Short task:
Leave the pictures out. Return all other data exactly.

[Data excerpts]
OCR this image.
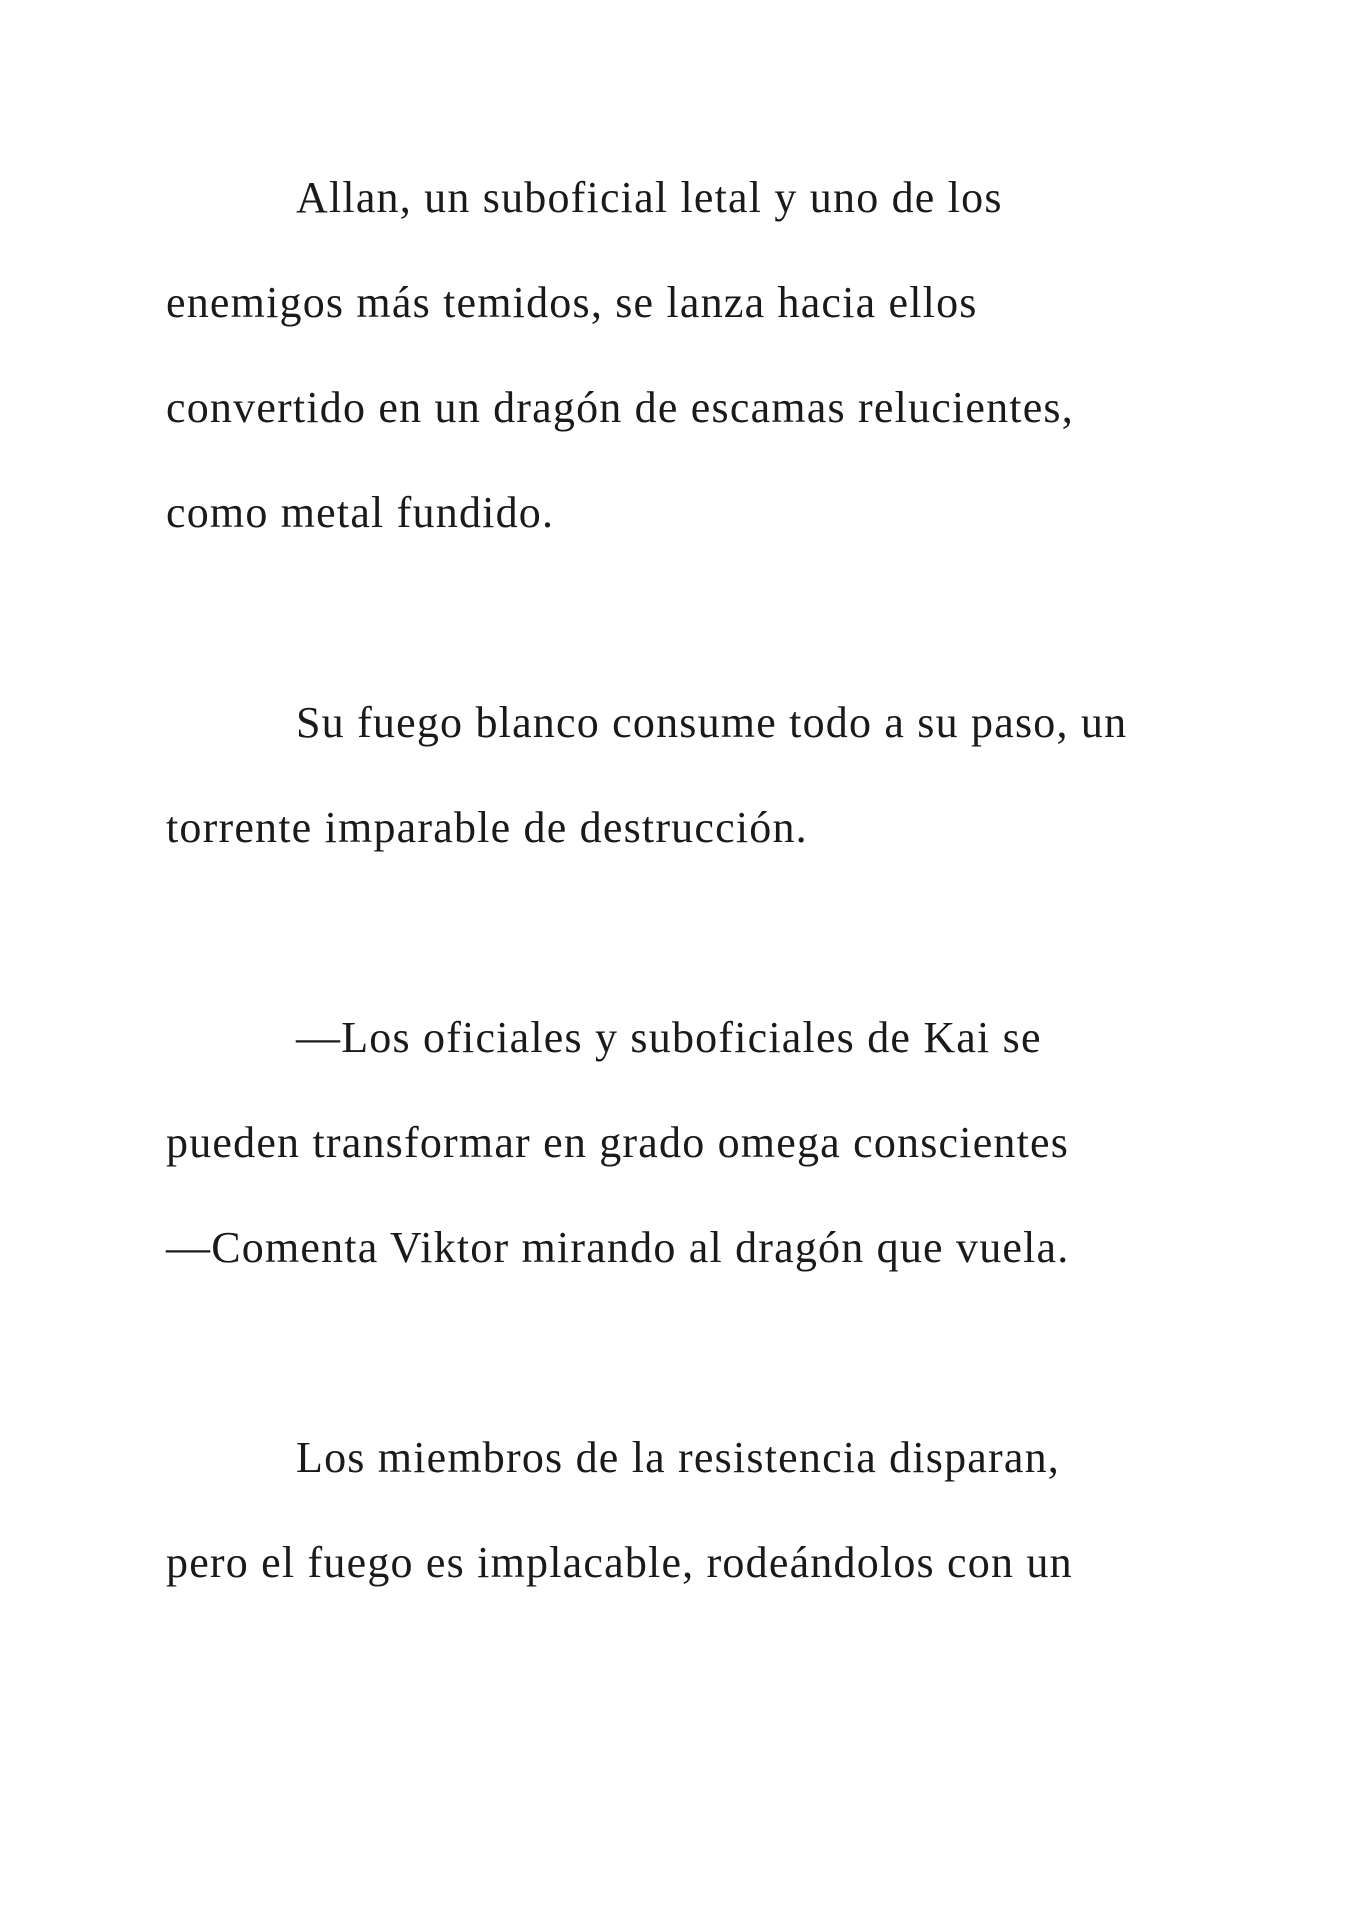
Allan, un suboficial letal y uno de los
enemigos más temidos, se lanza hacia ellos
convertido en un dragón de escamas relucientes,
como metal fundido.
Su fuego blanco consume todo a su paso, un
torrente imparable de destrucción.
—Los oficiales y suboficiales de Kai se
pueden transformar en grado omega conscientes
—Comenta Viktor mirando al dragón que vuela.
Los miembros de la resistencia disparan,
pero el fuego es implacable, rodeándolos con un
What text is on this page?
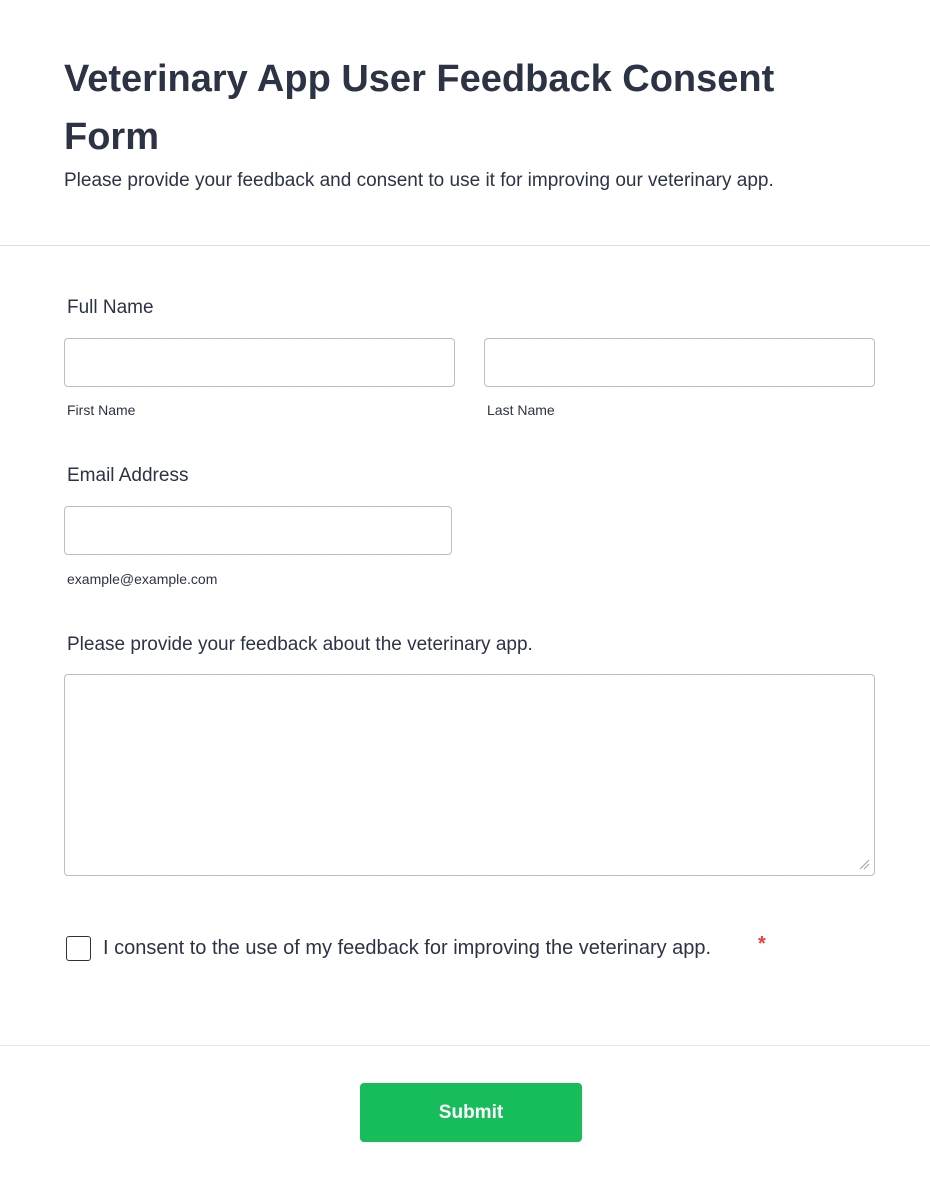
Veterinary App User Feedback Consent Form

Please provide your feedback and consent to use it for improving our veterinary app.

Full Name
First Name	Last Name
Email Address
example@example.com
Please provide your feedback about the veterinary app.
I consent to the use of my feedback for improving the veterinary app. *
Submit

Result:
OCR this image.
Allan, un suboficial letal y uno de los
enemigos más temidos, se lanza hacia ellos
convertido en un dragón de escamas relucientes,
como metal fundido.
Su fuego blanco consume todo a su paso, un
torrente imparable de destrucción.
—Los oficiales y suboficiales de Kai se
pueden transformar en grado omega conscientes
—Comenta Viktor mirando al dragón que vuela.
Los miembros de la resistencia disparan,
pero el fuego es implacable, rodeándolos con un
What text is on this page?
Veterinary App User Feedback Consent Form

Please provide your feedback and consent to use it for improving our veterinary app.

Full Name
First Name	Last Name
Email Address
example@example.com
Please provide your feedback about the veterinary app.
I consent to the use of my feedback for improving the veterinary app. *
Submit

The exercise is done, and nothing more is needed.